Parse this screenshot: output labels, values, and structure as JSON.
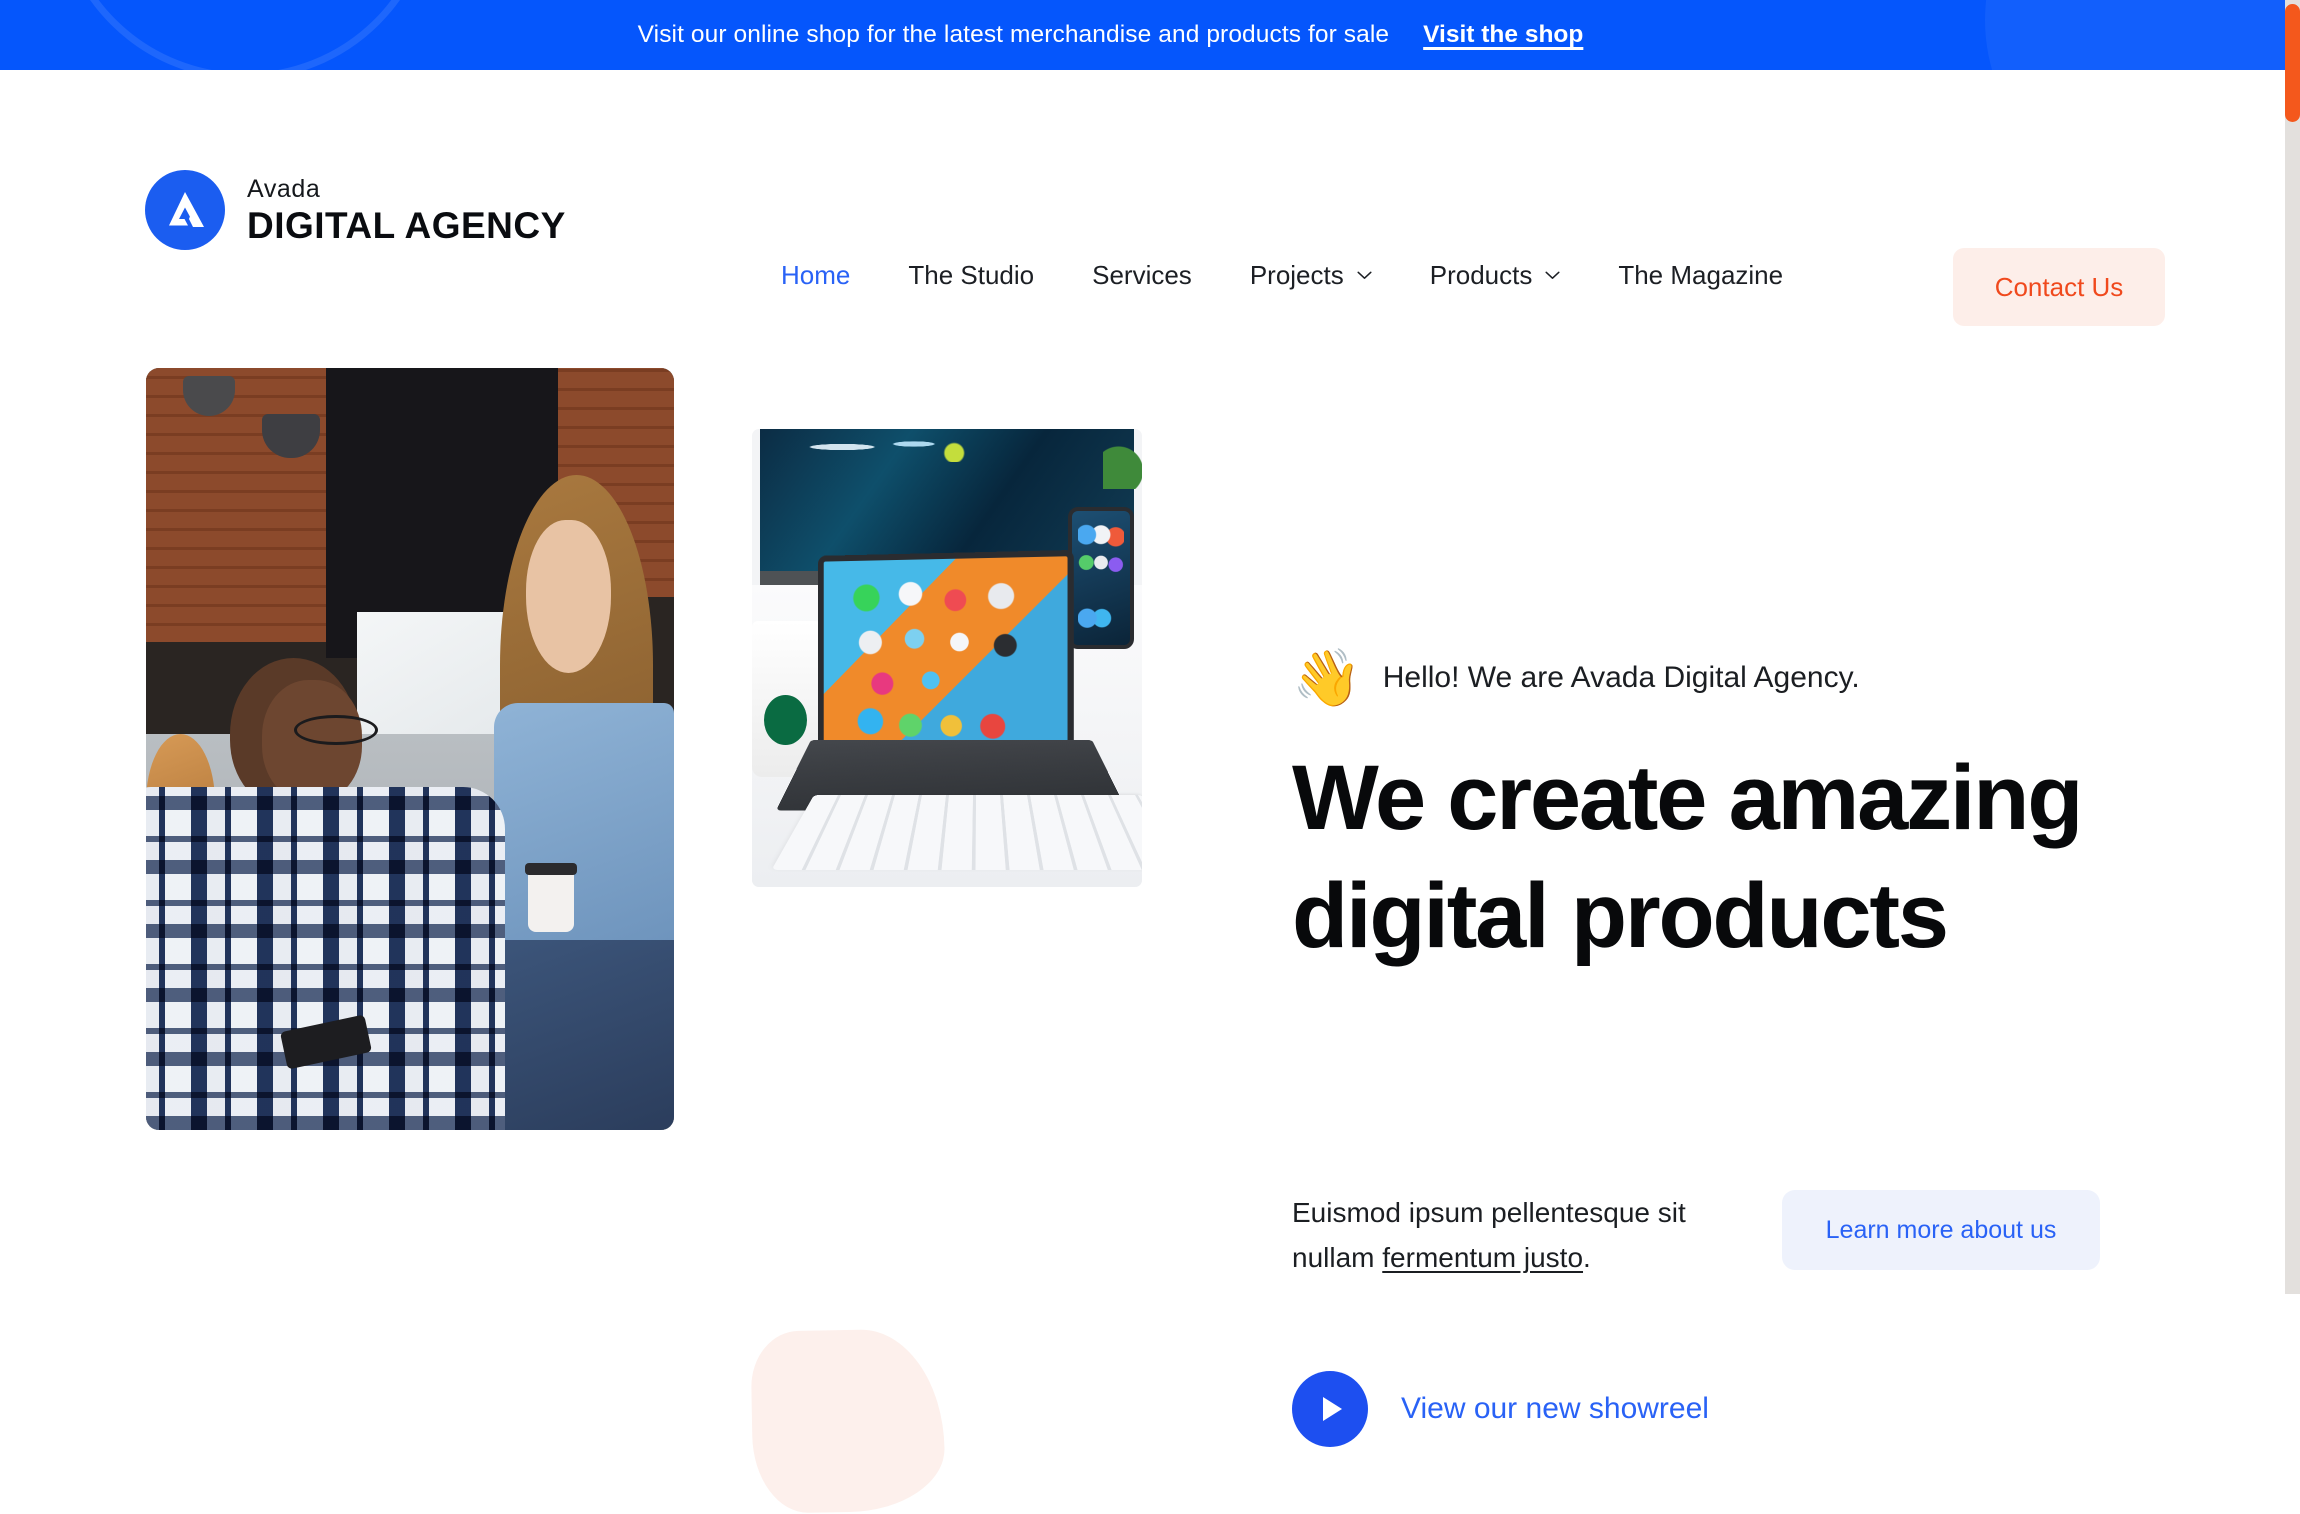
{
  "announcement": {
    "message": "Visit our online shop for the latest merchandise and products for sale",
    "link_label": "Visit the shop",
    "background_color": "#0556fc"
  },
  "brand": {
    "name_small": "Avada",
    "name_large": "DIGITAL AGENCY",
    "mark_icon": "mountain-peak-logo-icon",
    "mark_color": "#1b5df0"
  },
  "nav": {
    "items": [
      {
        "label": "Home",
        "active": true,
        "has_dropdown": false
      },
      {
        "label": "The Studio",
        "active": false,
        "has_dropdown": false
      },
      {
        "label": "Services",
        "active": false,
        "has_dropdown": false
      },
      {
        "label": "Projects",
        "active": false,
        "has_dropdown": true
      },
      {
        "label": "Products",
        "active": false,
        "has_dropdown": true
      },
      {
        "label": "The Magazine",
        "active": false,
        "has_dropdown": false
      }
    ],
    "active_color": "#2962f6",
    "contact_button": {
      "label": "Contact Us",
      "text_color": "#f0491d",
      "background_color": "#fdeee9"
    }
  },
  "hero": {
    "greeting_emoji": "👋",
    "greeting_emoji_name": "waving-hand-emoji",
    "greeting": "Hello! We are Avada Digital Agency.",
    "headline": "We create amazing digital products",
    "lead_before": "Euismod ipsum pellentesque sit nullam ",
    "lead_link": "fermentum justo",
    "lead_after": ".",
    "learn_more_label": "Learn more about us",
    "learn_more_text_color": "#2962f6",
    "learn_more_background": "#eef2fc",
    "showreel_label": "View our new showreel",
    "showreel_play_color": "#1d4ff0",
    "image_people_alt": "Two colleagues talking in an office, man holding phone and woman holding coffee cup",
    "image_devices_alt": "Desk with monitor, iPad with keyboard, iPhone and Apple keyboard",
    "blob_color": "#fdf0ec"
  },
  "scrollbar": {
    "thumb_color": "#f4581c",
    "track_color": "#e3e0dd"
  }
}
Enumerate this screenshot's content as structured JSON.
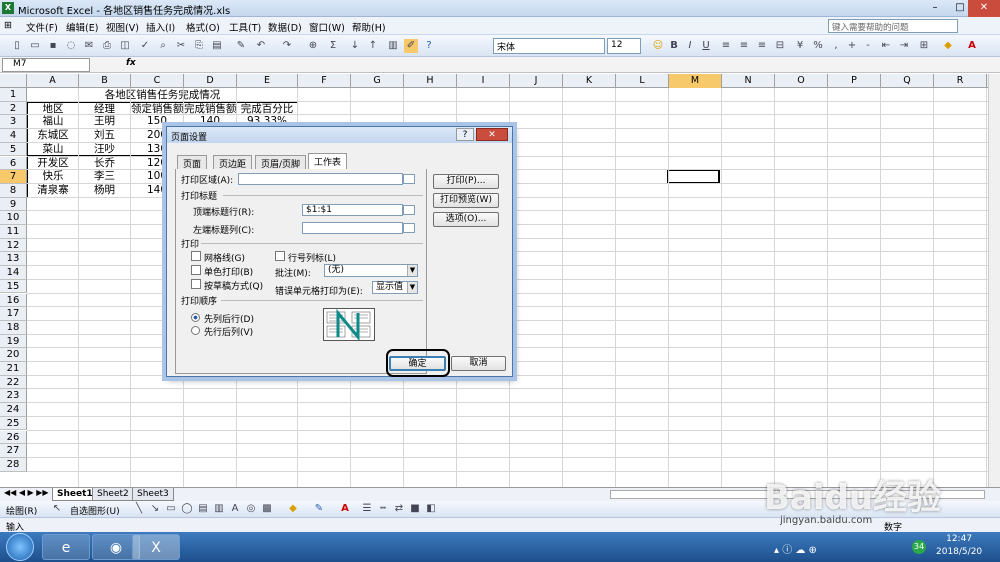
{
  "window": {
    "title": "Microsoft Excel - 各地区销售任务完成情况.xls"
  },
  "menu": [
    "文件(F)",
    "编辑(E)",
    "视图(V)",
    "插入(I)",
    "格式(O)",
    "工具(T)",
    "数据(D)",
    "窗口(W)",
    "帮助(H)"
  ],
  "help_placeholder": "键入需要帮助的问题",
  "font": {
    "name": "宋体",
    "size": "12"
  },
  "formula": {
    "cell_ref": "M7",
    "fx": "fx"
  },
  "columns": [
    "A",
    "B",
    "C",
    "D",
    "E",
    "F",
    "G",
    "H",
    "I",
    "J",
    "K",
    "L",
    "M",
    "N",
    "O",
    "P",
    "Q",
    "R"
  ],
  "rows": [
    "1",
    "2",
    "3",
    "4",
    "5",
    "6",
    "7",
    "8",
    "9",
    "10",
    "11",
    "12",
    "13",
    "14",
    "15",
    "16",
    "17",
    "18",
    "19",
    "20",
    "21",
    "22",
    "23",
    "24",
    "25",
    "26",
    "27",
    "28"
  ],
  "sheet": {
    "title": "各地区销售任务完成情况",
    "headers": [
      "地区",
      "经理",
      "领定销售额",
      "完成销售额",
      "完成百分比"
    ],
    "data": [
      [
        "福山",
        "王明",
        "150",
        "140",
        "93.33%"
      ],
      [
        "东城区",
        "刘五",
        "200",
        "",
        ""
      ],
      [
        "菜山",
        "汪吵",
        "130",
        "",
        ""
      ],
      [
        "开发区",
        "长乔",
        "120",
        "",
        ""
      ],
      [
        "快乐",
        "李三",
        "100",
        "",
        ""
      ],
      [
        "清泉寨",
        "杨明",
        "140",
        "",
        ""
      ]
    ]
  },
  "sheet_tabs": [
    "Sheet1",
    "Sheet2",
    "Sheet3"
  ],
  "drawbar": {
    "draw": "绘图(R)",
    "autoshape": "自选图形(U)"
  },
  "status": {
    "mode": "输入",
    "right": "数字"
  },
  "clock": {
    "time": "12:47",
    "date": "2018/5/20"
  },
  "tray_badge": "34",
  "watermark": {
    "brand": "Baidu经验",
    "url": "jingyan.baidu.com"
  },
  "dialog": {
    "title": "页面设置",
    "tabs": [
      "页面",
      "页边距",
      "页眉/页脚",
      "工作表"
    ],
    "active_tab": "工作表",
    "print_area_label": "打印区域(A):",
    "print_titles_label": "打印标题",
    "top_rows_label": "顶端标题行(R):",
    "top_rows_value": "$1:$1",
    "left_cols_label": "左端标题列(C):",
    "print_label": "打印",
    "gridlines_label": "网格线(G)",
    "mono_label": "单色打印(B)",
    "draft_label": "按草稿方式(Q)",
    "rowcol_label": "行号列标(L)",
    "comments_label": "批注(M):",
    "comments_value": "(无)",
    "errors_label": "错误单元格打印为(E):",
    "errors_value": "显示值",
    "order_label": "打印顺序",
    "down_over_label": "先列后行(D)",
    "over_down_label": "先行后列(V)",
    "print_btn": "打印(P)...",
    "preview_btn": "打印预览(W)",
    "options_btn": "选项(O)...",
    "ok_btn": "确定",
    "cancel_btn": "取消"
  }
}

» Exercise task: From the data above, copy each line that has the string "Visit".

» Output below:
    "message": "Visit our online shop for the latest merchandise and products for sale",
    "link_label": "Visit the shop",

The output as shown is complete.